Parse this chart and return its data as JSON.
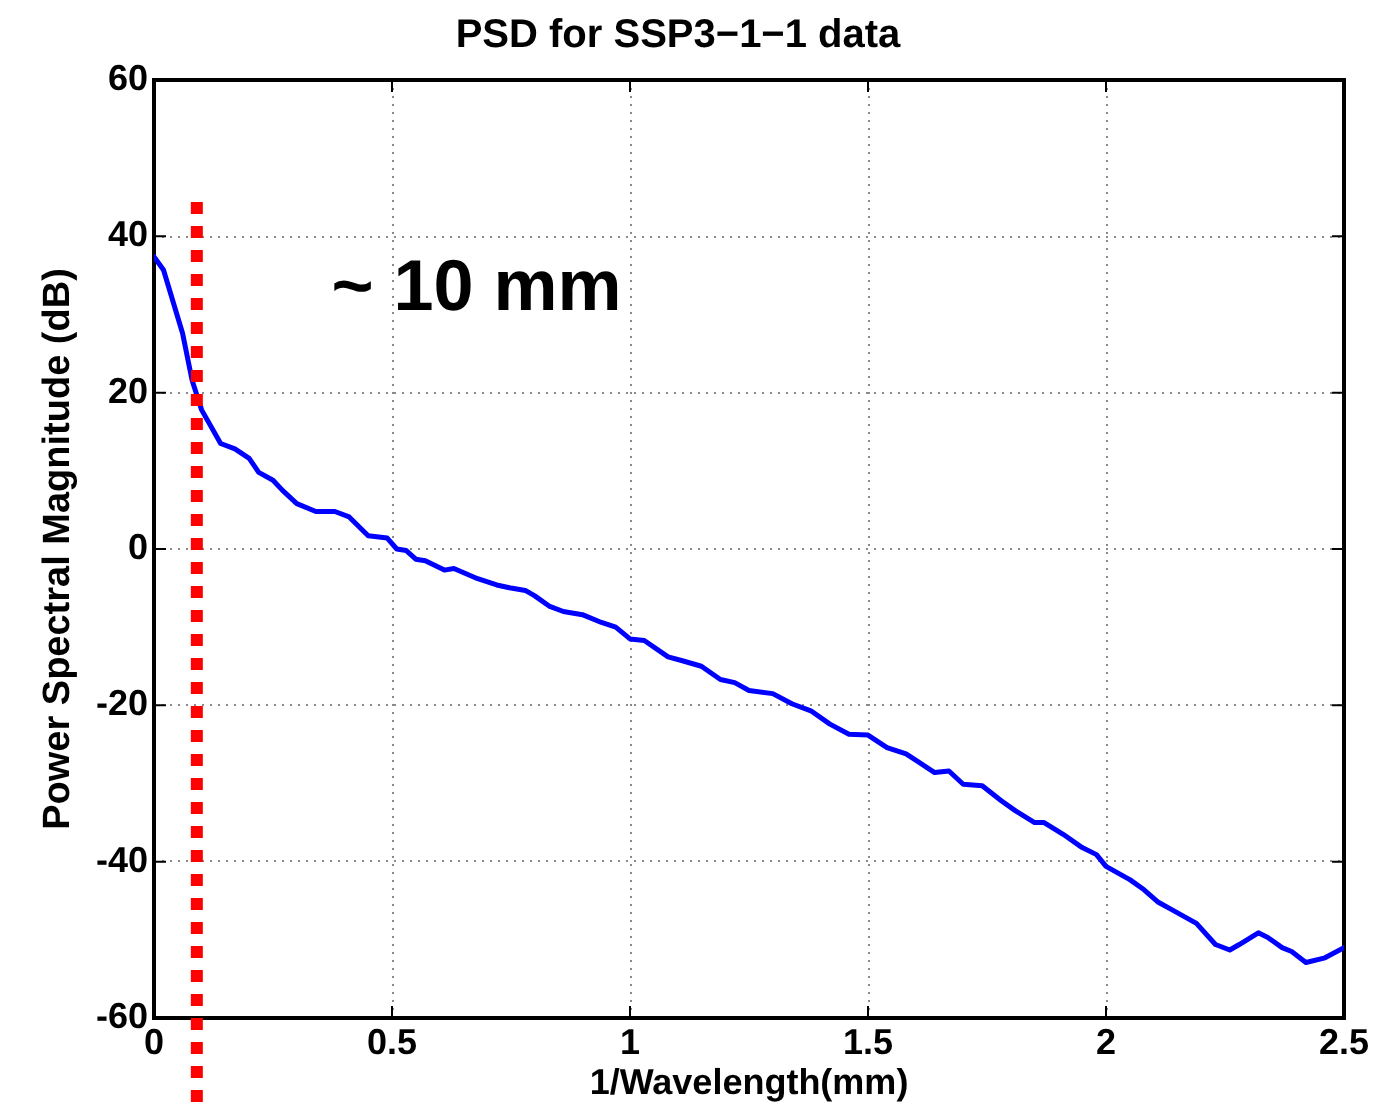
{
  "chart_data": {
    "type": "line",
    "title": "PSD for SSP3−1−1 data",
    "xlabel": "1/Wavelength(mm)",
    "ylabel": "Power Spectral Magnitude (dB)",
    "x": [
      0,
      0.02,
      0.06,
      0.08,
      0.1,
      0.14,
      0.17,
      0.2,
      0.22,
      0.25,
      0.27,
      0.3,
      0.34,
      0.38,
      0.41,
      0.45,
      0.49,
      0.51,
      0.53,
      0.55,
      0.57,
      0.61,
      0.63,
      0.68,
      0.72,
      0.75,
      0.78,
      0.8,
      0.83,
      0.86,
      0.9,
      0.94,
      0.97,
      1.0,
      1.03,
      1.08,
      1.11,
      1.15,
      1.19,
      1.22,
      1.25,
      1.3,
      1.34,
      1.38,
      1.42,
      1.46,
      1.5,
      1.54,
      1.58,
      1.64,
      1.67,
      1.7,
      1.74,
      1.78,
      1.81,
      1.85,
      1.87,
      1.91,
      1.95,
      1.98,
      2.0,
      2.05,
      2.08,
      2.11,
      2.14,
      2.19,
      2.23,
      2.26,
      2.28,
      2.32,
      2.34,
      2.37,
      2.39,
      2.42,
      2.46,
      2.5
    ],
    "series": [
      {
        "color": "#0000ff",
        "values": [
          37.4,
          35.7,
          27.6,
          21.6,
          17.8,
          13.5,
          12.8,
          11.6,
          9.8,
          8.8,
          7.5,
          5.8,
          4.8,
          4.8,
          4.1,
          1.7,
          1.4,
          0.0,
          -0.2,
          -1.3,
          -1.5,
          -2.7,
          -2.5,
          -3.8,
          -4.6,
          -5.0,
          -5.3,
          -6.0,
          -7.3,
          -8.0,
          -8.4,
          -9.4,
          -10.0,
          -11.5,
          -11.7,
          -13.8,
          -14.3,
          -15.0,
          -16.7,
          -17.1,
          -18.1,
          -18.5,
          -19.8,
          -20.7,
          -22.4,
          -23.7,
          -23.8,
          -25.4,
          -26.2,
          -28.6,
          -28.4,
          -30.1,
          -30.3,
          -32.2,
          -33.5,
          -35.0,
          -35.0,
          -36.5,
          -38.2,
          -39.1,
          -40.6,
          -42.3,
          -43.6,
          -45.2,
          -46.2,
          -47.9,
          -50.6,
          -51.3,
          -50.6,
          -49.1,
          -49.7,
          -51.0,
          -51.5,
          -52.9,
          -52.3,
          -51.0
        ]
      }
    ],
    "xlim": [
      0,
      2.5
    ],
    "xticks": [
      0,
      0.5,
      1,
      1.5,
      2,
      2.5
    ],
    "ylim": [
      -60,
      60
    ],
    "yticks": [
      -60,
      -40,
      -20,
      0,
      20,
      40,
      60
    ],
    "ref_lines": [
      {
        "axis": "x",
        "value": 0.09,
        "color": "#ff0000",
        "line_style": "dotted"
      }
    ],
    "annotations": [
      "~ 10 mm"
    ],
    "grid": true,
    "marker": "none"
  }
}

**********

DIRECTIONS FOR THIS TASK
Exclude the images, then output the data above word for word.

FULL SOLUTION
Parse this chart and return its data as JSON.
{
  "chart_data": {
    "type": "line",
    "title": "PSD for SSP3−1−1 data",
    "xlabel": "1/Wavelength(mm)",
    "ylabel": "Power Spectral Magnitude (dB)",
    "x": [
      0,
      0.02,
      0.06,
      0.08,
      0.1,
      0.14,
      0.17,
      0.2,
      0.22,
      0.25,
      0.27,
      0.3,
      0.34,
      0.38,
      0.41,
      0.45,
      0.49,
      0.51,
      0.53,
      0.55,
      0.57,
      0.61,
      0.63,
      0.68,
      0.72,
      0.75,
      0.78,
      0.8,
      0.83,
      0.86,
      0.9,
      0.94,
      0.97,
      1.0,
      1.03,
      1.08,
      1.11,
      1.15,
      1.19,
      1.22,
      1.25,
      1.3,
      1.34,
      1.38,
      1.42,
      1.46,
      1.5,
      1.54,
      1.58,
      1.64,
      1.67,
      1.7,
      1.74,
      1.78,
      1.81,
      1.85,
      1.87,
      1.91,
      1.95,
      1.98,
      2.0,
      2.05,
      2.08,
      2.11,
      2.14,
      2.19,
      2.23,
      2.26,
      2.28,
      2.32,
      2.34,
      2.37,
      2.39,
      2.42,
      2.46,
      2.5
    ],
    "series": [
      {
        "color": "#0000ff",
        "values": [
          37.4,
          35.7,
          27.6,
          21.6,
          17.8,
          13.5,
          12.8,
          11.6,
          9.8,
          8.8,
          7.5,
          5.8,
          4.8,
          4.8,
          4.1,
          1.7,
          1.4,
          0.0,
          -0.2,
          -1.3,
          -1.5,
          -2.7,
          -2.5,
          -3.8,
          -4.6,
          -5.0,
          -5.3,
          -6.0,
          -7.3,
          -8.0,
          -8.4,
          -9.4,
          -10.0,
          -11.5,
          -11.7,
          -13.8,
          -14.3,
          -15.0,
          -16.7,
          -17.1,
          -18.1,
          -18.5,
          -19.8,
          -20.7,
          -22.4,
          -23.7,
          -23.8,
          -25.4,
          -26.2,
          -28.6,
          -28.4,
          -30.1,
          -30.3,
          -32.2,
          -33.5,
          -35.0,
          -35.0,
          -36.5,
          -38.2,
          -39.1,
          -40.6,
          -42.3,
          -43.6,
          -45.2,
          -46.2,
          -47.9,
          -50.6,
          -51.3,
          -50.6,
          -49.1,
          -49.7,
          -51.0,
          -51.5,
          -52.9,
          -52.3,
          -51.0
        ]
      }
    ],
    "xlim": [
      0,
      2.5
    ],
    "xticks": [
      0,
      0.5,
      1,
      1.5,
      2,
      2.5
    ],
    "ylim": [
      -60,
      60
    ],
    "yticks": [
      -60,
      -40,
      -20,
      0,
      20,
      40,
      60
    ],
    "ref_lines": [
      {
        "axis": "x",
        "value": 0.09,
        "color": "#ff0000",
        "line_style": "dotted"
      }
    ],
    "annotations": [
      "~ 10 mm"
    ],
    "grid": true,
    "marker": "none"
  }
}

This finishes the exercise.